■ DATA PROVIDED:
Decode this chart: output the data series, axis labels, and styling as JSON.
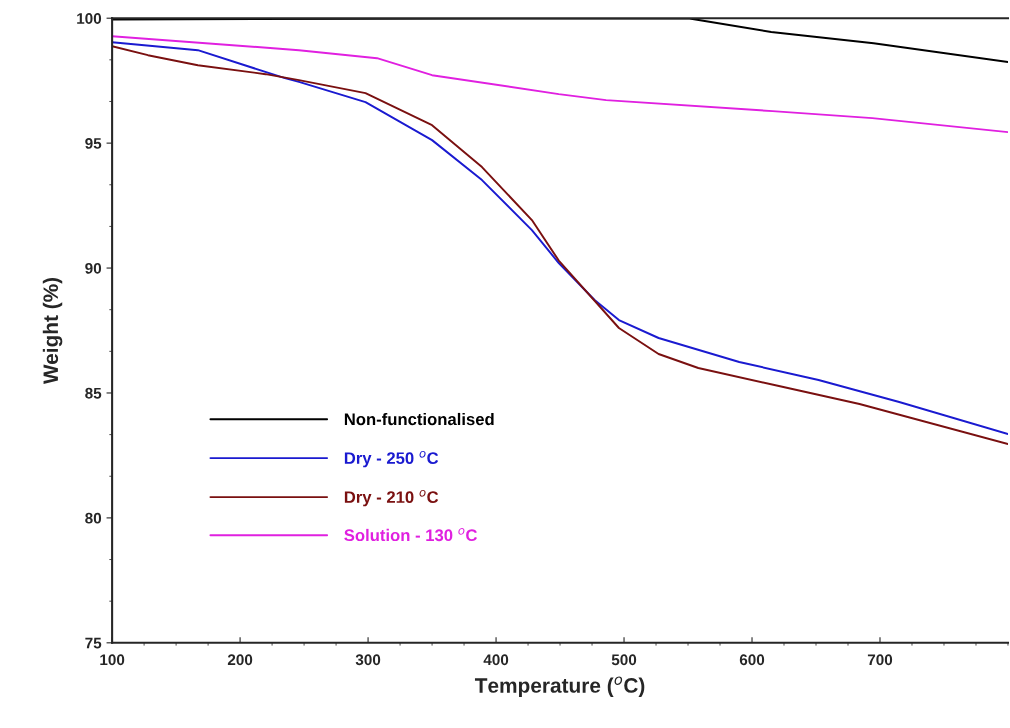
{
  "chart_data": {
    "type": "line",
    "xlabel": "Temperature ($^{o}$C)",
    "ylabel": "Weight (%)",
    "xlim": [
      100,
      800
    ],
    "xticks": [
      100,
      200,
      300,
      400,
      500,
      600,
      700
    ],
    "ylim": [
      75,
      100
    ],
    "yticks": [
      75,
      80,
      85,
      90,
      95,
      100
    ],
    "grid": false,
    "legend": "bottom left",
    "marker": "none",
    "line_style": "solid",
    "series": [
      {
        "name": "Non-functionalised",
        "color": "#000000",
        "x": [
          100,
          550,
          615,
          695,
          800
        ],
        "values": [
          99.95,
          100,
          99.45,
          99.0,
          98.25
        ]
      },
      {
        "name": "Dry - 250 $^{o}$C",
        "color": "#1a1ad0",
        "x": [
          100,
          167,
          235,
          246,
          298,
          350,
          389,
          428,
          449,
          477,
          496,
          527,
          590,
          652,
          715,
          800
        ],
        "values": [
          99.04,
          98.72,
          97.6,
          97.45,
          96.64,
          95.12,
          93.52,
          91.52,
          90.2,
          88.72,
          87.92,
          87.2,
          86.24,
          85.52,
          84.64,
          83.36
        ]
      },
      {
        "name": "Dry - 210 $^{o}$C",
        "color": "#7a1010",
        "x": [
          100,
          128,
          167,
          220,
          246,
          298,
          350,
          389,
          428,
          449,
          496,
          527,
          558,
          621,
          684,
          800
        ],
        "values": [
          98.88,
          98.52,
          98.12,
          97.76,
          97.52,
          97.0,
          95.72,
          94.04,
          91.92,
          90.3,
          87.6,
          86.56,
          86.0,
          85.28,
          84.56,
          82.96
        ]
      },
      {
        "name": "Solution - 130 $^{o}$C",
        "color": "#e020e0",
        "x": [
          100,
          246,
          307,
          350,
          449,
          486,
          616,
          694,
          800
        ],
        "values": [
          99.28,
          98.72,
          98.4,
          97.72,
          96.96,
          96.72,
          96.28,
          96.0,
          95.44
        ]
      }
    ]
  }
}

■ THE REQUEST:
Search the data for the string "name". List each line that has it.

■ OUTPUT FOR THIS EXERCISE:
        "name": "Non-functionalised",
        "name": "Dry - 250 $^{o}$C",
        "name": "Dry - 210 $^{o}$C",
        "name": "Solution - 130 $^{o}$C",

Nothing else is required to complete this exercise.